** Start ENTRIES SHOWN **

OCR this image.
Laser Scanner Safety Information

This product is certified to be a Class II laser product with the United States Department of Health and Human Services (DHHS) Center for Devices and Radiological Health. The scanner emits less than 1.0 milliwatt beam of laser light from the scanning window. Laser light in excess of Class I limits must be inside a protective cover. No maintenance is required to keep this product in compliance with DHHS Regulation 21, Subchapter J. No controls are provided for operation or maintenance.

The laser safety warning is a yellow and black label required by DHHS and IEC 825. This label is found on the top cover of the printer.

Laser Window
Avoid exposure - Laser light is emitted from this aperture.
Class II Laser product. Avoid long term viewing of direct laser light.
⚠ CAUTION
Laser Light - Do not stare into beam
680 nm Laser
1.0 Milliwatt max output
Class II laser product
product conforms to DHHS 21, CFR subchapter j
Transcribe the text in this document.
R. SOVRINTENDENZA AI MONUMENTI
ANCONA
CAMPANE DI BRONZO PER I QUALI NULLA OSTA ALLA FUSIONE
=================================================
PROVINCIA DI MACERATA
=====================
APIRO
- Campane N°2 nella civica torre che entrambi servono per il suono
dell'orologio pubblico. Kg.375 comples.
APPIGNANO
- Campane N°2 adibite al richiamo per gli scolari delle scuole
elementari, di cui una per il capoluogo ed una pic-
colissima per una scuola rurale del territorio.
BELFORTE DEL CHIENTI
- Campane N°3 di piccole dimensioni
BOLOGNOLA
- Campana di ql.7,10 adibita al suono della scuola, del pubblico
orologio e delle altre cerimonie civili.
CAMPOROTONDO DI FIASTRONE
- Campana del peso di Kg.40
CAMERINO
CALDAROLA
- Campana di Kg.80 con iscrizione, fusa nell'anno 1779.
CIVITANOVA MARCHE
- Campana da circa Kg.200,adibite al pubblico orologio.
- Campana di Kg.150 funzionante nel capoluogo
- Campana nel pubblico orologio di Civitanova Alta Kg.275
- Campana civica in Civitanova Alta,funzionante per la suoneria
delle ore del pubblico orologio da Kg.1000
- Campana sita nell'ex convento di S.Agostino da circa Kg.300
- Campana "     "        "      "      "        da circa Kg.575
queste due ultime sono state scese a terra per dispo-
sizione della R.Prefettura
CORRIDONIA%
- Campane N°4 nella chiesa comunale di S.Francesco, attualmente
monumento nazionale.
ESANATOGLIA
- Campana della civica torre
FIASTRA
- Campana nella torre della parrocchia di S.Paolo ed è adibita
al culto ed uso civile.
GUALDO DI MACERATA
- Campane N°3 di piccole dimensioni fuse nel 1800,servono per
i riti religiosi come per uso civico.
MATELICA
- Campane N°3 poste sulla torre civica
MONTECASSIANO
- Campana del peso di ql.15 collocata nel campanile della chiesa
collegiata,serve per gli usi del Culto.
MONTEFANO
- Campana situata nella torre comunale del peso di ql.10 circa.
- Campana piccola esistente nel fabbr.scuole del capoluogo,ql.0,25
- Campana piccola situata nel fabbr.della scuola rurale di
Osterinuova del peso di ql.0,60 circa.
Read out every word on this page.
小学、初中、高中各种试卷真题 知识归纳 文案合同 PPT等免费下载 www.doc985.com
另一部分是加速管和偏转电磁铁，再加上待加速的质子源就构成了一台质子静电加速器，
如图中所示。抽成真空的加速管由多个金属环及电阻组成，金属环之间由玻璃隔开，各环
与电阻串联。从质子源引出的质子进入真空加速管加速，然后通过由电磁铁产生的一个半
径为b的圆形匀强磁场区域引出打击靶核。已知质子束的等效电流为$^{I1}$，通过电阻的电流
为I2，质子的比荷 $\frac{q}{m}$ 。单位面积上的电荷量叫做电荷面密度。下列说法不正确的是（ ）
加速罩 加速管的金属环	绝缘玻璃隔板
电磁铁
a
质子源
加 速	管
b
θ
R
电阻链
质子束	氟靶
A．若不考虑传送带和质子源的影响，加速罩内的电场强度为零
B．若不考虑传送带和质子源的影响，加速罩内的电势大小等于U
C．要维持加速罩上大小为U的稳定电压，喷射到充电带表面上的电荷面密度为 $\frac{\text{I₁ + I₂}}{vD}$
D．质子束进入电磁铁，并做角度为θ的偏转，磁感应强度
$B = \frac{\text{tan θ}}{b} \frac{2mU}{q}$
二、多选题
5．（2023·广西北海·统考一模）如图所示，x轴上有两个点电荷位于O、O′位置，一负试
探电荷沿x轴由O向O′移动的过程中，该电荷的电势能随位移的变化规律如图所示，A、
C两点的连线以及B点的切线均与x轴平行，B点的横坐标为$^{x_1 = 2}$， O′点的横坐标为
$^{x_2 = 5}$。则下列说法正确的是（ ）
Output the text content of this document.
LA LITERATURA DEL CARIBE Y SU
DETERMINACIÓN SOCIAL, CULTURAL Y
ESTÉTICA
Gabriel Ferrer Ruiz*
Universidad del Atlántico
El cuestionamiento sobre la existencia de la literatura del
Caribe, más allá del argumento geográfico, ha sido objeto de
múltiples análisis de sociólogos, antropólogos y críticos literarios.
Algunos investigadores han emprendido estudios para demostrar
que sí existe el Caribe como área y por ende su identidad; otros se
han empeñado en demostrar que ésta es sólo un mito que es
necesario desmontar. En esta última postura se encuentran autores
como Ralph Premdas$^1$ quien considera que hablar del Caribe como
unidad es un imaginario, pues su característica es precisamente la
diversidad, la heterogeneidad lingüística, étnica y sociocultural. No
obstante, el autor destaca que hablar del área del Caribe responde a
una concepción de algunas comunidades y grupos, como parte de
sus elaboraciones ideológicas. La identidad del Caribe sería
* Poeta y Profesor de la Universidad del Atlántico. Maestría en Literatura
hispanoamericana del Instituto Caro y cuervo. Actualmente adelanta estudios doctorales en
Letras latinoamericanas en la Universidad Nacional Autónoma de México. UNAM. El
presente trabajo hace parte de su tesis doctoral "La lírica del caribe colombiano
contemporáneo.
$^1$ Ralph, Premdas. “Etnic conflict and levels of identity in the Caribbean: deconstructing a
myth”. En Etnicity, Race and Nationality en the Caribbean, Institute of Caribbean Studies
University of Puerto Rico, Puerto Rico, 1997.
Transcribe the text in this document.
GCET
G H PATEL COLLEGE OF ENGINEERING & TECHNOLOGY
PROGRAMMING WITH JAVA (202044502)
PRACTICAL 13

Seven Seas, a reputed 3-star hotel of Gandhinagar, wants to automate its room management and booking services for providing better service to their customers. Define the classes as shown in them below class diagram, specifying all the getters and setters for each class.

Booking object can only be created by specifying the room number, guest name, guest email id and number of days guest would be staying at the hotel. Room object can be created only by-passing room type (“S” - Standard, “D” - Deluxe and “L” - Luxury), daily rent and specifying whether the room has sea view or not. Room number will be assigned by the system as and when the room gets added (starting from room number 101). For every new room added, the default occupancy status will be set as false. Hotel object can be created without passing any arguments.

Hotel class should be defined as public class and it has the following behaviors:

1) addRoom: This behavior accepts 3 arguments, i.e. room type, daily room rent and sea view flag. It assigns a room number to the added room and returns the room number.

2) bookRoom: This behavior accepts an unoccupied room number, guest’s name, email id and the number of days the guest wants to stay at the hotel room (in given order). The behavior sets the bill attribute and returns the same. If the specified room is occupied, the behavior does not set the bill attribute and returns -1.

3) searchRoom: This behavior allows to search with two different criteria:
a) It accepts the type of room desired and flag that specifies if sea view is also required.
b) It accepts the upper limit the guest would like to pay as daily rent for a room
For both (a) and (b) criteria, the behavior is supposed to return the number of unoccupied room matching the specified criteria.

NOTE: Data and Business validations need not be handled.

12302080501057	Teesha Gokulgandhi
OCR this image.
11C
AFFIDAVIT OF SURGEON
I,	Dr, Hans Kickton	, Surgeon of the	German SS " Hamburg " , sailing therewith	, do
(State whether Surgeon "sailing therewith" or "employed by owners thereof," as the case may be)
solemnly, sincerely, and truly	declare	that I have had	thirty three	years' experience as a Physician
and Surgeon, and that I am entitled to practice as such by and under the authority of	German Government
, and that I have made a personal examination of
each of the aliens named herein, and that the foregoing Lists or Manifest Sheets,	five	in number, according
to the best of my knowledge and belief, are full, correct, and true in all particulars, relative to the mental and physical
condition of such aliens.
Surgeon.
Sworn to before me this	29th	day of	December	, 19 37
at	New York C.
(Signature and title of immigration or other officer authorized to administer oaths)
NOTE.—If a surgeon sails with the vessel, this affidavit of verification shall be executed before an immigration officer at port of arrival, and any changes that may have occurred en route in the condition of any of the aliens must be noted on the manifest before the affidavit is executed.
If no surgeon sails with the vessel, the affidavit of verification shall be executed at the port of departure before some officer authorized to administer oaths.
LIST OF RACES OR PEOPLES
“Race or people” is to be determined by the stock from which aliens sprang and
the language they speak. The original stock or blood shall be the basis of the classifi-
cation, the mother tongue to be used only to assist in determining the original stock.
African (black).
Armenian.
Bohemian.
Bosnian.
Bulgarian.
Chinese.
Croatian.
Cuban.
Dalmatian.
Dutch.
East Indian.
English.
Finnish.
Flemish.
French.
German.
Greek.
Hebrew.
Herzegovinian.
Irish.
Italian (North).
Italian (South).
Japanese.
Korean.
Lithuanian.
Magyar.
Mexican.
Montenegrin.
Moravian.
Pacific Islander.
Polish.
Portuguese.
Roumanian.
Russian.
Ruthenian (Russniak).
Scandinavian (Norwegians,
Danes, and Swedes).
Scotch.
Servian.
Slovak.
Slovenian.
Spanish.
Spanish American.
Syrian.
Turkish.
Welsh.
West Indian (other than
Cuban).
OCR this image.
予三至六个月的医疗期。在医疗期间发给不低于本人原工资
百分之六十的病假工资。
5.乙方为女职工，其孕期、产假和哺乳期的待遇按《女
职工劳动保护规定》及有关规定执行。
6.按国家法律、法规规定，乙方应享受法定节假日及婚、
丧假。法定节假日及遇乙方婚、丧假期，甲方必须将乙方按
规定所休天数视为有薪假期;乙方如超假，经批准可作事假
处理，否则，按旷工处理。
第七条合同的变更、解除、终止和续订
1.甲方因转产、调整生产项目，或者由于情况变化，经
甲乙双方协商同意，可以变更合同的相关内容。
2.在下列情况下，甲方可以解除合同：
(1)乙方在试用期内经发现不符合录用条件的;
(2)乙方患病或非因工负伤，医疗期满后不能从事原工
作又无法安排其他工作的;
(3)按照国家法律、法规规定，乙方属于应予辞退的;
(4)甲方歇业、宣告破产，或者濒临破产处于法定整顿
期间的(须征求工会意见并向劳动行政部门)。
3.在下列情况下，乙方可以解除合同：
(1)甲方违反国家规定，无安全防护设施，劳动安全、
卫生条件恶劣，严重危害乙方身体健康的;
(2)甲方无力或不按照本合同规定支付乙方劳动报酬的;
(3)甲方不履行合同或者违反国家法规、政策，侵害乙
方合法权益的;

** End ENTRIES SHOWN **

• **WHAT IS ASKED**:
Go through the entries above and count the lines containing the word "immigration"; give only that count.

• **RESPONSE**:
2